» Instruction: Return all lines where the word "this" can be found.

Stored records start

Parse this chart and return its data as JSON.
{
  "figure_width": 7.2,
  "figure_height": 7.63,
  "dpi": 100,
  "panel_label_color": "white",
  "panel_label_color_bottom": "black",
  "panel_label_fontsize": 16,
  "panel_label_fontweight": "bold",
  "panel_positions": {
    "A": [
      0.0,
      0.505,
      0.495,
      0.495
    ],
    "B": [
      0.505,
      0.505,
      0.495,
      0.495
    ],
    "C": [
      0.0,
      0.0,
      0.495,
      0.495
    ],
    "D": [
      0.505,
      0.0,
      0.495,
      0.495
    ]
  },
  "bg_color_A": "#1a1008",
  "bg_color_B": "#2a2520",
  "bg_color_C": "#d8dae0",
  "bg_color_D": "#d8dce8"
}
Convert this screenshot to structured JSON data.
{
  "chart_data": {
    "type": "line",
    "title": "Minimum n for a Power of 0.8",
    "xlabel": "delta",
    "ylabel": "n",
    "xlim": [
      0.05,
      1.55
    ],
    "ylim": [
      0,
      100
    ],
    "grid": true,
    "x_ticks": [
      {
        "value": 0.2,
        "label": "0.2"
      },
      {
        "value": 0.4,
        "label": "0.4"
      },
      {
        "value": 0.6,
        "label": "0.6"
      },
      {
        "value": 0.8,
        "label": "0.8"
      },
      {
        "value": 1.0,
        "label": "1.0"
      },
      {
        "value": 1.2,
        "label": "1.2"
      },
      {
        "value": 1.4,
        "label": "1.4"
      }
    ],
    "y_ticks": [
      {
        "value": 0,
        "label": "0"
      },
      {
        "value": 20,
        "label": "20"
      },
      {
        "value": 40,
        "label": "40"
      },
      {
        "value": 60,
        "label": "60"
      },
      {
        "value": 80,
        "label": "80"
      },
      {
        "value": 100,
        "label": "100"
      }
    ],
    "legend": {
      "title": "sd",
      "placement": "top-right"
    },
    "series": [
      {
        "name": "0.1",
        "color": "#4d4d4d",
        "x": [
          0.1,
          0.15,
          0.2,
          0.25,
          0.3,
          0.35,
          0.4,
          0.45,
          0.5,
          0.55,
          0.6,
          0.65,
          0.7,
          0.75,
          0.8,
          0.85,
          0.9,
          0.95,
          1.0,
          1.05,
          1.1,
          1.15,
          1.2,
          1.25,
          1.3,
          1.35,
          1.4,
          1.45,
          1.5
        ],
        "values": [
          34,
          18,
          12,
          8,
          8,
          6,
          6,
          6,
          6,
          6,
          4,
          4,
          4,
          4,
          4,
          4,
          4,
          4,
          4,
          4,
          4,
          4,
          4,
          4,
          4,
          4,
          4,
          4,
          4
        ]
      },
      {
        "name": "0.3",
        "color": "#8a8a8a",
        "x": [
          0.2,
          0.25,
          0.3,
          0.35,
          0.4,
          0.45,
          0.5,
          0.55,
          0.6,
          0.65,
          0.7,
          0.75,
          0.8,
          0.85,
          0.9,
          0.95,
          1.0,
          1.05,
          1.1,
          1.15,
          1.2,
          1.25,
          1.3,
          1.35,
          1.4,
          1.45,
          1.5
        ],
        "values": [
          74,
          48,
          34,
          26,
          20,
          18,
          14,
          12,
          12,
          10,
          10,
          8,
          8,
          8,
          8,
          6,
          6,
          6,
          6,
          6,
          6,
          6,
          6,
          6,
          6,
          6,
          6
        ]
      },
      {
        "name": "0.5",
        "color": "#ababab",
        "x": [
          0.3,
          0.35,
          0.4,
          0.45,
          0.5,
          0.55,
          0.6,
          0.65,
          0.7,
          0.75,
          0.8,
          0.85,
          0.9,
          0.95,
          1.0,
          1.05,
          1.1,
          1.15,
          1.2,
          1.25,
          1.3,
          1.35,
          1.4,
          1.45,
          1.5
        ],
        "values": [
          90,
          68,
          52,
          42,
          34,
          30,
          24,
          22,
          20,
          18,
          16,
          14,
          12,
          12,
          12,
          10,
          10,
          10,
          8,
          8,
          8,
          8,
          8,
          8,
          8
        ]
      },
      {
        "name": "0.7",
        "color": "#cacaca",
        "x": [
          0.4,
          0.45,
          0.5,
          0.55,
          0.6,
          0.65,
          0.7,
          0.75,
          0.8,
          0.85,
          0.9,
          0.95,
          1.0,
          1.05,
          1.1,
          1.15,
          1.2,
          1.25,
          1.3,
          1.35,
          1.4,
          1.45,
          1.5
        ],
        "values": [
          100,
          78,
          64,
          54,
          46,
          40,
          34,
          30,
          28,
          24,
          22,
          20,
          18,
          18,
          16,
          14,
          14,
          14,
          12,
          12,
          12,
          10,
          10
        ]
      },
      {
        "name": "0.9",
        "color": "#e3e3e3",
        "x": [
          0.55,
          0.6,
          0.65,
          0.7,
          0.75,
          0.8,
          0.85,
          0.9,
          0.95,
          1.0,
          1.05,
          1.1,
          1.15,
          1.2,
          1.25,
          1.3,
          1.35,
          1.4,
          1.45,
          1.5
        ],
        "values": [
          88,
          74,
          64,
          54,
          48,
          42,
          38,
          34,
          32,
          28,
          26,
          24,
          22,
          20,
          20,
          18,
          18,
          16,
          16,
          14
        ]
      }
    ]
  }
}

Stored records end

» Final result:
Parse this chart and return its data as JSON.
Convert this screenshot to structured JSON data.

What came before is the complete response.